[Element box annotations]
++++
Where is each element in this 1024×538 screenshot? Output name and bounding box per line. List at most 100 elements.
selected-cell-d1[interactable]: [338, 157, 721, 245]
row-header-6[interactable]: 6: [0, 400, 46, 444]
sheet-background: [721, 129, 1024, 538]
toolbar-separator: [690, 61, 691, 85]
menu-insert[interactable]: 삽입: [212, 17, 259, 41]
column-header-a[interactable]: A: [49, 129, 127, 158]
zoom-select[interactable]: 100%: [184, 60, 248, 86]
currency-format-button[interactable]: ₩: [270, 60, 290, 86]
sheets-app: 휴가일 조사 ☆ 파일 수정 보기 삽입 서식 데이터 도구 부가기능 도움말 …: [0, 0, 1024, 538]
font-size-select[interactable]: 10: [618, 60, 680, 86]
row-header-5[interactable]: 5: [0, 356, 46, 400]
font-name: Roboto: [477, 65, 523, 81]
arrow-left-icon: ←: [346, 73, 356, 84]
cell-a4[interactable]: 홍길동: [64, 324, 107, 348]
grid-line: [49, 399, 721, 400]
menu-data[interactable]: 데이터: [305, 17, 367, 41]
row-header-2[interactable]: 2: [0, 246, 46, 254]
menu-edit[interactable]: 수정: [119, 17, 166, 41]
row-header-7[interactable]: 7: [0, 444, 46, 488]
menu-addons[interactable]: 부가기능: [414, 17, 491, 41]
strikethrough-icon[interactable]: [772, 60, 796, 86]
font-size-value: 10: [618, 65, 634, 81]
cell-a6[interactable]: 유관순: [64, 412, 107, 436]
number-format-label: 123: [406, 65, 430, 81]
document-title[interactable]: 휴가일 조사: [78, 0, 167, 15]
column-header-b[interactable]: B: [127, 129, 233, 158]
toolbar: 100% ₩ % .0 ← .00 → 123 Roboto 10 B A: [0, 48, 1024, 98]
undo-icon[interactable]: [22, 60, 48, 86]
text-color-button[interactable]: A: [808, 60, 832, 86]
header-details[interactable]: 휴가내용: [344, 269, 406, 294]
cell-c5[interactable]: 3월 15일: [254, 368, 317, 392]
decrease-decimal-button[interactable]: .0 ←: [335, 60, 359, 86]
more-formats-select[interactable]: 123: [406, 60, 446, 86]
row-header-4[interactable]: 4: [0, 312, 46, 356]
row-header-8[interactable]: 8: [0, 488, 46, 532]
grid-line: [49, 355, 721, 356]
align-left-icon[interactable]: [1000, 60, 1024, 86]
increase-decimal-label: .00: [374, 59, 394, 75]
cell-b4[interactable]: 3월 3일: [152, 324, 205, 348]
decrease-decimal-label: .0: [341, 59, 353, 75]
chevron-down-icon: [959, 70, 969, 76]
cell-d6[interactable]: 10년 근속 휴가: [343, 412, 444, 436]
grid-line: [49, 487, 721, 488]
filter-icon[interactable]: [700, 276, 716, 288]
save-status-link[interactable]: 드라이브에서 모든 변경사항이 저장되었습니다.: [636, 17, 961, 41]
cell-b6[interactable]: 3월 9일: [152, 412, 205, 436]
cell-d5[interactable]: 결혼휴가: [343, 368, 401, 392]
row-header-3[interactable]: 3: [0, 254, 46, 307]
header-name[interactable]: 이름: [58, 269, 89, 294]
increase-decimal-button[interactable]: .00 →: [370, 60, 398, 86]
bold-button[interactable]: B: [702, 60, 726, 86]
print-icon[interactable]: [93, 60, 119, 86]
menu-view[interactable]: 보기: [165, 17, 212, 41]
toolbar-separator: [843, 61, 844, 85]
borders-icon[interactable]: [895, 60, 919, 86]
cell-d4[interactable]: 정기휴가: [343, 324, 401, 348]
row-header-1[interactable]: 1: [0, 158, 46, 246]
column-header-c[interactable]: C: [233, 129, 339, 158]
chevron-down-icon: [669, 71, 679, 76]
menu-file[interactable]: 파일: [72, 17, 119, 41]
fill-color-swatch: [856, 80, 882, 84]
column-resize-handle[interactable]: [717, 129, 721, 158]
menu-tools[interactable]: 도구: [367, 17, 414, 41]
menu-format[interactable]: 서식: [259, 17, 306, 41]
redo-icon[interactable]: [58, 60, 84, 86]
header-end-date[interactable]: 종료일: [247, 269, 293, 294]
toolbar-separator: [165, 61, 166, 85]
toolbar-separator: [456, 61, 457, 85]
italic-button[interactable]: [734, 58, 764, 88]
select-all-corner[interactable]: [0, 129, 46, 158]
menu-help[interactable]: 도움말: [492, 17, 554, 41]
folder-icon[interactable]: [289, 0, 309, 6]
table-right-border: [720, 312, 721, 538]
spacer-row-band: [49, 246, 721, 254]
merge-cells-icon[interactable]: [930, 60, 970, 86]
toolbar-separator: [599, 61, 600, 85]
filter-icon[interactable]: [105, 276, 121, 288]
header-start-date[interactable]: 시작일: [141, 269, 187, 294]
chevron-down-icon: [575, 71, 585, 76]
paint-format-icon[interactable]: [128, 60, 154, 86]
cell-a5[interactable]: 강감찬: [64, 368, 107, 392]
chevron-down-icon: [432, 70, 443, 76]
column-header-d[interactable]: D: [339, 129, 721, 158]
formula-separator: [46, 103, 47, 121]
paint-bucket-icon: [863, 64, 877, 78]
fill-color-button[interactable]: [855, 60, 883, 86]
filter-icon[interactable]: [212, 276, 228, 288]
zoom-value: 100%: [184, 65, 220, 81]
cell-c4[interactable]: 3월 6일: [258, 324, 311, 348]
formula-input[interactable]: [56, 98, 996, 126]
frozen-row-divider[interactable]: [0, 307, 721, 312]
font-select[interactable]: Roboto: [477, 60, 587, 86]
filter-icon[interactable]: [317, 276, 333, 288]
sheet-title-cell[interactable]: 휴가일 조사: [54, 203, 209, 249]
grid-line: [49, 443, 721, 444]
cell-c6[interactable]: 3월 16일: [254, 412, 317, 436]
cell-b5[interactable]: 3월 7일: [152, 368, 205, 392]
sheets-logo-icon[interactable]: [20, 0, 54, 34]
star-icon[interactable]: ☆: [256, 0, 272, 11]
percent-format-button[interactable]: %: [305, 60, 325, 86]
++++
• _Task description_: Copy out these records line for line, with nothing changed.

• _Exercise result_:
Where is each element in this 1024×538 screenshot? Output name and bounding box per line. List at most 100 elements.
selected-cell-d1[interactable]: [338, 157, 721, 245]
row-header-6[interactable]: 6: [0, 400, 46, 444]
sheet-background: [721, 129, 1024, 538]
toolbar-separator: [690, 61, 691, 85]
menu-insert[interactable]: 삽입: [212, 17, 259, 41]
column-header-a[interactable]: A: [49, 129, 127, 158]
zoom-select[interactable]: 100%: [184, 60, 248, 86]
currency-format-button[interactable]: ₩: [270, 60, 290, 86]
sheets-app: 휴가일 조사 ☆ 파일 수정 보기 삽입 서식 데이터 도구 부가기능 도움말 …: [0, 0, 1024, 538]
font-size-select[interactable]: 10: [618, 60, 680, 86]
row-header-5[interactable]: 5: [0, 356, 46, 400]
font-name: Roboto: [477, 65, 523, 81]
arrow-left-icon: ←: [346, 73, 356, 84]
cell-a4[interactable]: 홍길동: [64, 324, 107, 348]
grid-line: [49, 399, 721, 400]
menu-data[interactable]: 데이터: [305, 17, 367, 41]
row-header-2[interactable]: 2: [0, 246, 46, 254]
menu-edit[interactable]: 수정: [119, 17, 166, 41]
row-header-7[interactable]: 7: [0, 444, 46, 488]
menu-addons[interactable]: 부가기능: [414, 17, 491, 41]
strikethrough-icon[interactable]: [772, 60, 796, 86]
font-size-value: 10: [618, 65, 634, 81]
cell-a6[interactable]: 유관순: [64, 412, 107, 436]
number-format-label: 123: [406, 65, 430, 81]
document-title[interactable]: 휴가일 조사: [78, 0, 167, 15]
column-header-b[interactable]: B: [127, 129, 233, 158]
toolbar: 100% ₩ % .0 ← .00 → 123 Roboto 10 B A: [0, 48, 1024, 98]
undo-icon[interactable]: [22, 60, 48, 86]
text-color-button[interactable]: A: [808, 60, 832, 86]
header-details[interactable]: 휴가내용: [344, 269, 406, 294]
cell-c5[interactable]: 3월 15일: [254, 368, 317, 392]
decrease-decimal-button[interactable]: .0 ←: [335, 60, 359, 86]
more-formats-select[interactable]: 123: [406, 60, 446, 86]
row-header-4[interactable]: 4: [0, 312, 46, 356]
row-header-8[interactable]: 8: [0, 488, 46, 532]
grid-line: [49, 355, 721, 356]
align-left-icon[interactable]: [1000, 60, 1024, 86]
increase-decimal-label: .00: [374, 59, 394, 75]
cell-b4[interactable]: 3월 3일: [152, 324, 205, 348]
decrease-decimal-label: .0: [341, 59, 353, 75]
chevron-down-icon: [959, 70, 969, 76]
cell-d6[interactable]: 10년 근속 휴가: [343, 412, 444, 436]
grid-line: [49, 487, 721, 488]
filter-icon[interactable]: [700, 276, 716, 288]
save-status-link[interactable]: 드라이브에서 모든 변경사항이 저장되었습니다.: [636, 17, 961, 41]
cell-b6[interactable]: 3월 9일: [152, 412, 205, 436]
cell-d5[interactable]: 결혼휴가: [343, 368, 401, 392]
row-header-3[interactable]: 3: [0, 254, 46, 307]
header-name[interactable]: 이름: [58, 269, 89, 294]
increase-decimal-button[interactable]: .00 →: [370, 60, 398, 86]
bold-button[interactable]: B: [702, 60, 726, 86]
print-icon[interactable]: [93, 60, 119, 86]
menu-view[interactable]: 보기: [165, 17, 212, 41]
toolbar-separator: [843, 61, 844, 85]
borders-icon[interactable]: [895, 60, 919, 86]
cell-d4[interactable]: 정기휴가: [343, 324, 401, 348]
row-header-1[interactable]: 1: [0, 158, 46, 246]
column-header-c[interactable]: C: [233, 129, 339, 158]
chevron-down-icon: [669, 71, 679, 76]
menu-file[interactable]: 파일: [72, 17, 119, 41]
fill-color-swatch: [856, 80, 882, 84]
column-resize-handle[interactable]: [717, 129, 721, 158]
menu-tools[interactable]: 도구: [367, 17, 414, 41]
menu-format[interactable]: 서식: [259, 17, 306, 41]
redo-icon[interactable]: [58, 60, 84, 86]
header-end-date[interactable]: 종료일: [247, 269, 293, 294]
toolbar-separator: [165, 61, 166, 85]
toolbar-separator: [456, 61, 457, 85]
italic-button[interactable]: [734, 58, 764, 88]
select-all-corner[interactable]: [0, 129, 46, 158]
menu-help[interactable]: 도움말: [492, 17, 554, 41]
folder-icon[interactable]: [289, 0, 309, 6]
table-right-border: [720, 312, 721, 538]
spacer-row-band: [49, 246, 721, 254]
merge-cells-icon[interactable]: [930, 60, 970, 86]
toolbar-separator: [599, 61, 600, 85]
filter-icon[interactable]: [105, 276, 121, 288]
header-start-date[interactable]: 시작일: [141, 269, 187, 294]
chevron-down-icon: [575, 71, 585, 76]
paint-format-icon[interactable]: [128, 60, 154, 86]
cell-a5[interactable]: 강감찬: [64, 368, 107, 392]
chevron-down-icon: [432, 70, 443, 76]
column-header-d[interactable]: D: [339, 129, 721, 158]
formula-separator: [46, 103, 47, 121]
paint-bucket-icon: [863, 64, 877, 78]
fill-color-button[interactable]: [855, 60, 883, 86]
filter-icon[interactable]: [212, 276, 228, 288]
zoom-value: 100%: [184, 65, 220, 81]
cell-c4[interactable]: 3월 6일: [258, 324, 311, 348]
formula-input[interactable]: [56, 98, 996, 126]
frozen-row-divider[interactable]: [0, 307, 721, 312]
font-select[interactable]: Roboto: [477, 60, 587, 86]
filter-icon[interactable]: [317, 276, 333, 288]
sheet-title-cell[interactable]: 휴가일 조사: [54, 203, 209, 249]
grid-line: [49, 443, 721, 444]
cell-c6[interactable]: 3월 16일: [254, 412, 317, 436]
cell-b5[interactable]: 3월 7일: [152, 368, 205, 392]
sheets-logo-icon[interactable]: [20, 0, 54, 34]
star-icon[interactable]: ☆: [256, 0, 272, 11]
percent-format-button[interactable]: %: [305, 60, 325, 86]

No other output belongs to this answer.